_TASK PROMPT:_ Search the material for "will" and show all lines that contain it.
+===+
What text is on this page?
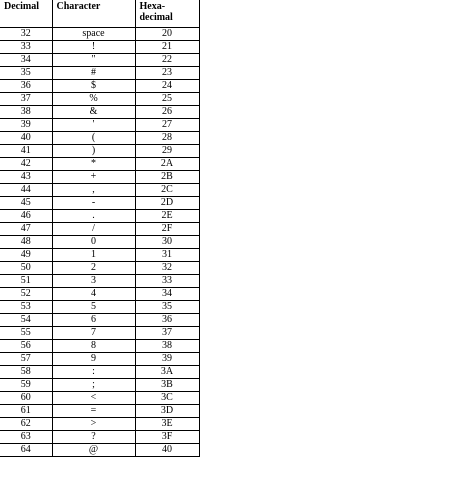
Decimal	Character	Hexa-
decimal
32	space	20
33	!	21
34	"	22
35	#	23
36	$	24
37	%	25
38	&	26
39	'	27
40	(	28
41	)	29
42	*	2A
43	+	2B
44	,	2C
45	-	2D
46	.	2E
47	/	2F
48	0	30
49	1	31
50	2	32
51	3	33
52	4	34
53	5	35
54	6	36
55	7	37
56	8	38
57	9	39
58	:	3A
59	;	3B
60	<	3C
61	=	3D
62	>	3E
63	?	3F
64	@	40
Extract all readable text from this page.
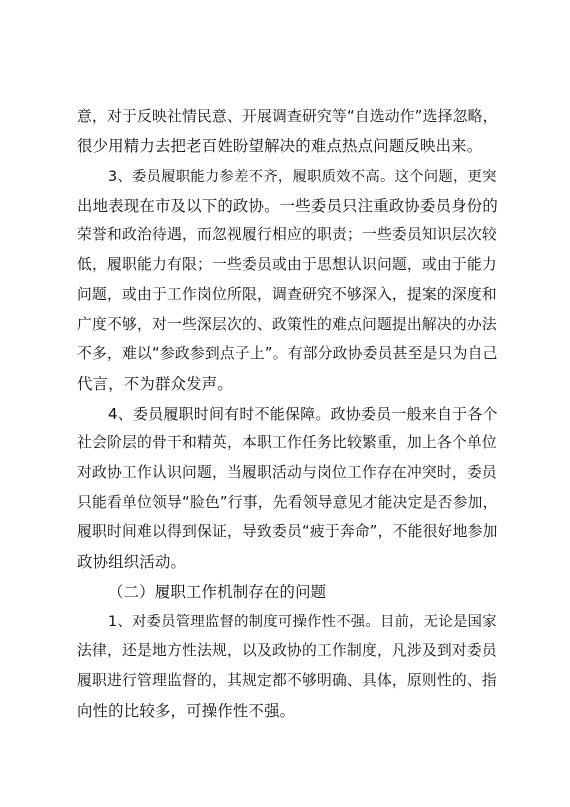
意，对于反映社情民意、开展调查研究等“自选动作”选择忽略，
很少用精力去把老百姓盼望解决的难点热点问题反映出来。
3、委员履职能力参差不齐，履职质效不高。这个问题，更突
出地表现在市及以下的政协。一些委员只注重政协委员身份的
荣誉和政治待遇，而忽视履行相应的职责；一些委员知识层次较
低，履职能力有限；一些委员或由于思想认识问题，或由于能力
问题，或由于工作岗位所限，调查研究不够深入，提案的深度和
广度不够，对一些深层次的、政策性的难点问题提出解决的办法
不多，难以“参政参到点子上”。有部分政协委员甚至是只为自己
代言，不为群众发声。
4、委员履职时间有时不能保障。政协委员一般来自于各个
社会阶层的骨干和精英，本职工作任务比较繁重，加上各个单位
对政协工作认识问题，当履职活动与岗位工作存在冲突时，委员
只能看单位领导“脸色”行事，先看领导意见才能决定是否参加，
履职时间难以得到保证，导致委员“疲于奔命”，不能很好地参加
政协组织活动。
（二）履职工作机制存在的问题
1、对委员管理监督的制度可操作性不强。目前，无论是国家
法律，还是地方性法规，以及政协的工作制度，凡涉及到对委员
履职进行管理监督的，其规定都不够明确、具体，原则性的、指
向性的比较多，可操作性不强。
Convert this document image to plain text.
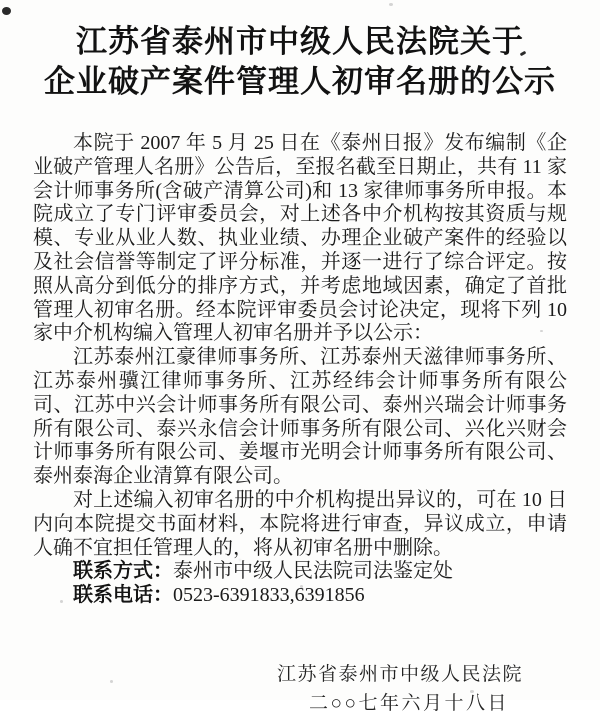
江苏省泰州市中级人民法院关于
企业破产案件管理人初审名册的公示

本院于 2007 年 5 月 25 日在《泰州日报》发布编制《企业破产管理人名册》公告后，至报名截至日期止，共有 11 家会计师事务所(含破产清算公司)和 13 家律师事务所申报。本院成立了专门评审委员会，对上述各中介机构按其资质与规模、专业从业人数、执业业绩、办理企业破产案件的经验以及社会信誉等制定了评分标准，并逐一进行了综合评定。按照从高分到低分的排序方式，并考虑地域因素，确定了首批管理人初审名册。经本院评审委员会讨论决定，现将下列 10 家中介机构编入管理人初审名册并予以公示：

江苏泰州江豪律师事务所、江苏泰州天滋律师事务所、江苏泰州骥江律师事务所、江苏经纬会计师事务所有限公司、江苏中兴会计师事务所有限公司、泰州兴瑞会计师事务所有限公司、泰兴永信会计师事务所有限公司、兴化兴财会计师事务所有限公司、姜堰市光明会计师事务所有限公司、泰州泰海企业清算有限公司。

对上述编入初审名册的中介机构提出异议的，可在 10 日内向本院提交书面材料，本院将进行审查，异议成立，申请人确不宜担任管理人的，将从初审名册中删除。

联系方式：泰州市中级人民法院司法鉴定处

联系电话：0523-6391833,6391856

江苏省泰州市中级人民法院
二○○七年六月十八日
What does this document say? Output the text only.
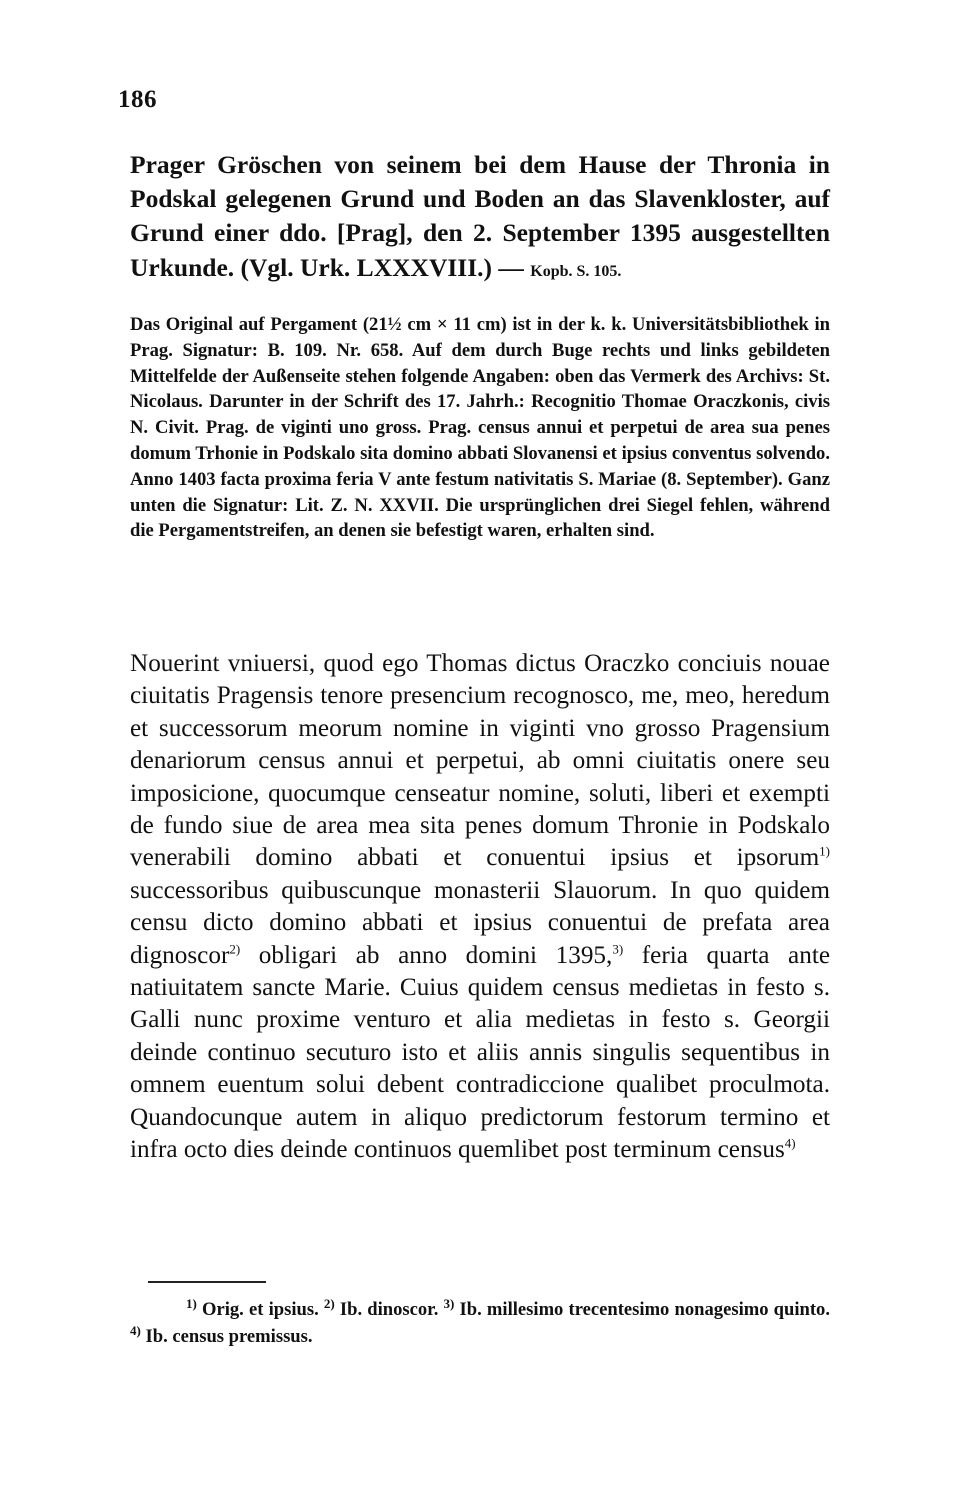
186
Prager Gröschen von seinem bei dem Hause der Thronia in Podskal gelegenen Grund und Boden an das Slavenkloster, auf Grund einer ddo. [Prag], den 2. September 1395 ausgestellten Urkunde. (Vgl. Urk. LXXXVIII.) — Kopb. S. 105.

Das Original auf Pergament (21½ cm × 11 cm) ist in der k. k. Universitätsbibliothek in Prag. Signatur: B. 109. Nr. 658. Auf dem durch Buge rechts und links gebildeten Mittelfelde der Außenseite stehen folgende Angaben: oben das Vermerk des Archivs: St. Nicolaus. Darunter in der Schrift des 17. Jahrh.: Recognitio Thomae Oraczkonis, civis N. Civit. Prag. de viginti uno gross. Prag. census annui et perpetui de area sua penes domum Trhonie in Podskalo sita domino abbati Slovanensi et ipsius conventus solvendo. Anno 1403 facta proxima feria V ante festum nativitatis S. Mariae (8. September). Ganz unten die Signatur: Lit. Z. N. XXVII. Die ursprünglichen drei Siegel fehlen, während die Pergamentstreifen, an denen sie befestigt waren, erhalten sind.

Nouerint vniuersi, quod ego Thomas dictus Oraczko conciuis nouae ciuitatis Pragensis tenore presencium recognosco, me, meo, heredum et successorum meorum nomine in viginti vno grosso Pragensium denariorum census annui et perpetui, ab omni ciuitatis onere seu imposicione, quocumque censeatur nomine, soluti, liberi et exempti de fundo siue de area mea sita penes domum Thronie in Podskalo venerabili domino abbati et conuentui ipsius et ipsorum$^{1)}$ successoribus quibuscunque monasterii Slauorum. In quo quidem censu dicto domino abbati et ipsius conuentui de prefata area dignoscor$^{2)}$ obligari ab anno domini 1395,$^{3)}$ feria quarta ante natiuitatem sancte Marie. Cuius quidem census medietas in festo s. Galli nunc proxime venturo et alia medietas in festo s. Georgii deinde continuo secuturo isto et aliis annis singulis sequentibus in omnem euentum solui debent contradiccione qualibet proculmota. Quandocunque autem in aliquo predictorum festorum termino et infra octo dies deinde continuos quemlibet post terminum census$^{4)}$

$^{1)}$ Orig. et ipsius. $^{2)}$ Ib. dinoscor. $^{3)}$ Ib. millesimo trecentesimo nonagesimo quinto. $^{4)}$ Ib. census premissus.
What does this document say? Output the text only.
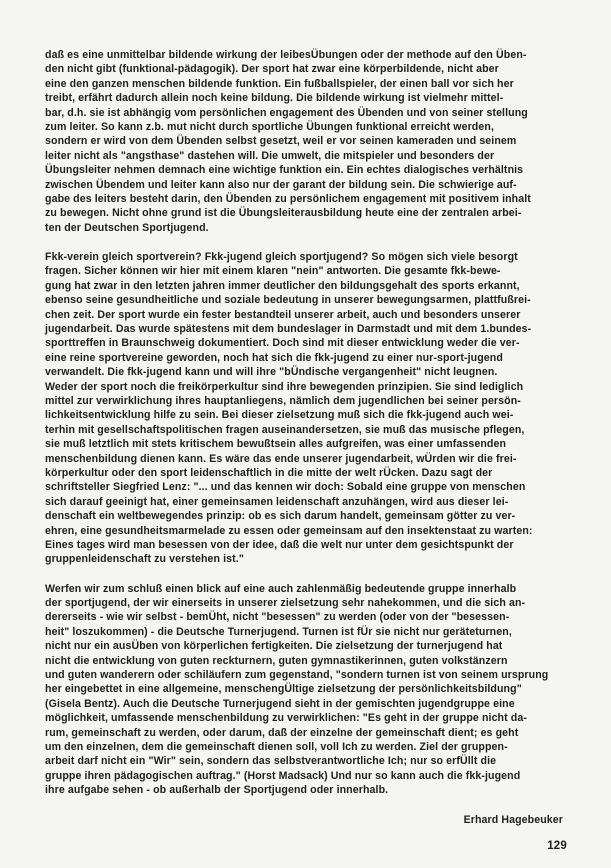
daß es eine unmittelbar bildende wirkung der leibesÜbungen oder der methode auf den Üben-
den nicht gibt (funktional-pädagogik). Der sport hat zwar eine körperbildende, nicht aber
eine den ganzen menschen bildende funktion. Ein fußballspieler, der einen ball vor sich her
treibt, erfährt dadurch allein noch keine bildung. Die bildende wirkung ist vielmehr mittel-
bar, d.h. sie ist abhängig vom persönlichen engagement des Übenden und von seiner stellung
zum leiter. So kann z.b. mut nicht durch sportliche Übungen funktional erreicht werden,
sondern er wird von dem Übenden selbst gesetzt, weil er vor seinen kameraden und seinem
leiter nicht als "angsthase" dastehen will. Die umwelt, die mitspieler und besonders der
Übungsleiter nehmen demnach eine wichtige funktion ein. Ein echtes dialogisches verhältnis
zwischen Übendem und leiter kann also nur der garant der bildung sein. Die schwierige auf-
gabe des leiters besteht darin, den Übenden zu persönlichem engagement mit positivem inhalt
zu bewegen. Nicht ohne grund ist die Übungsleiterausbildung heute eine der zentralen arbei-
ten der Deutschen Sportjugend.
Fkk-verein gleich sportverein? Fkk-jugend gleich sportjugend? So mögen sich viele besorgt
fragen. Sicher können wir hier mit einem klaren "nein" antworten. Die gesamte fkk-bewe-
gung hat zwar in den letzten jahren immer deutlicher den bildungsgehalt des sports erkannt,
ebenso seine gesundheitliche und soziale bedeutung in unserer bewegungsarmen, plattfußrei-
chen zeit. Der sport wurde ein fester bestandteil unserer arbeit, auch und besonders unserer
jugendarbeit. Das wurde spätestens mit dem bundeslager in Darmstadt und mit dem 1.bundes-
sporttreffen in Braunschweig dokumentiert. Doch sind mit dieser entwicklung weder die ver-
eine reine sportvereine geworden, noch hat sich die fkk-jugend zu einer nur-sport-jugend
verwandelt. Die fkk-jugend kann und will ihre "bÜndische vergangenheit" nicht leugnen.
Weder der sport noch die freikörperkultur sind ihre bewegenden prinzipien. Sie sind lediglich
mittel zur verwirklichung ihres hauptanliegens, nämlich dem jugendlichen bei seiner persön-
lichkeitsentwicklung hilfe zu sein. Bei dieser zielsetzung muß sich die fkk-jugend auch wei-
terhin mit gesellschaftspolitischen fragen auseinandersetzen, sie muß das musische pflegen,
sie muß letztlich mit stets kritischem bewußtsein alles aufgreifen, was einer umfassenden
menschenbildung dienen kann. Es wäre das ende unserer jugendarbeit, wÜrden wir die frei-
körperkultur oder den sport leidenschaftlich in die mitte der welt rÜcken. Dazu sagt der
schriftsteller Siegfried Lenz: "... und das kennen wir doch: Sobald eine gruppe von menschen
sich darauf geeinigt hat, einer gemeinsamen leidenschaft anzuhängen, wird aus dieser lei-
denschaft ein weltbewegendes prinzip: ob es sich darum handelt, gemeinsam götter zu ver-
ehren, eine gesundheitsmarmelade zu essen oder gemeinsam auf den insektenstaat zu warten:
Eines tages wird man besessen von der idee, daß die welt nur unter dem gesichtspunkt der
gruppenleidenschaft zu verstehen ist."
Werfen wir zum schluß einen blick auf eine auch zahlenmäßig bedeutende gruppe innerhalb
der sportjugend, der wir einerseits in unserer zielsetzung sehr nahekommen, und die sich an-
dererseits - wie wir selbst - bemÜht, nicht "besessen" zu werden (oder von der "besessen-
heit" loszukommen) - die Deutsche Turnerjugend. Turnen ist fÜr sie nicht nur geräteturnen,
nicht nur ein ausÜben von körperlichen fertigkeiten. Die zielsetzung der turnerjugend hat
nicht die entwicklung von guten reckturnern, guten gymnastikerinnen, guten volkstänzern
und guten wanderern oder schiläufern zum gegenstand, "sondern turnen ist von seinem ursprung
her eingebettet in eine allgemeine, menschengÜltige zielsetzung der persönlichkeitsbildung"
(Gisela Bentz). Auch die Deutsche Turnerjugend sieht in der gemischten jugendgruppe eine
möglichkeit, umfassende menschenbildung zu verwirklichen: "Es geht in der gruppe nicht da-
rum, gemeinschaft zu werden, oder darum, daß der einzelne der gemeinschaft dient; es geht
um den einzelnen, dem die gemeinschaft dienen soll, voll Ich zu werden. Ziel der gruppen-
arbeit darf nicht ein "Wir" sein, sondern das selbstverantwortliche Ich; nur so erfÜllt die
gruppe ihren pädagogischen auftrag." (Horst Madsack) Und nur so kann auch die fkk-jugend
ihre aufgabe sehen - ob außerhalb der Sportjugend oder innerhalb.
Erhard Hagebeuker
129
+===+
_RESPONSE TO THIS TASK:_
leiter nicht als "angsthase" dastehen will. Die umwelt, die mitspieler und besonders der
verwandelt. Die fkk-jugend kann und will ihre "bÜndische vergangenheit" nicht leugnen.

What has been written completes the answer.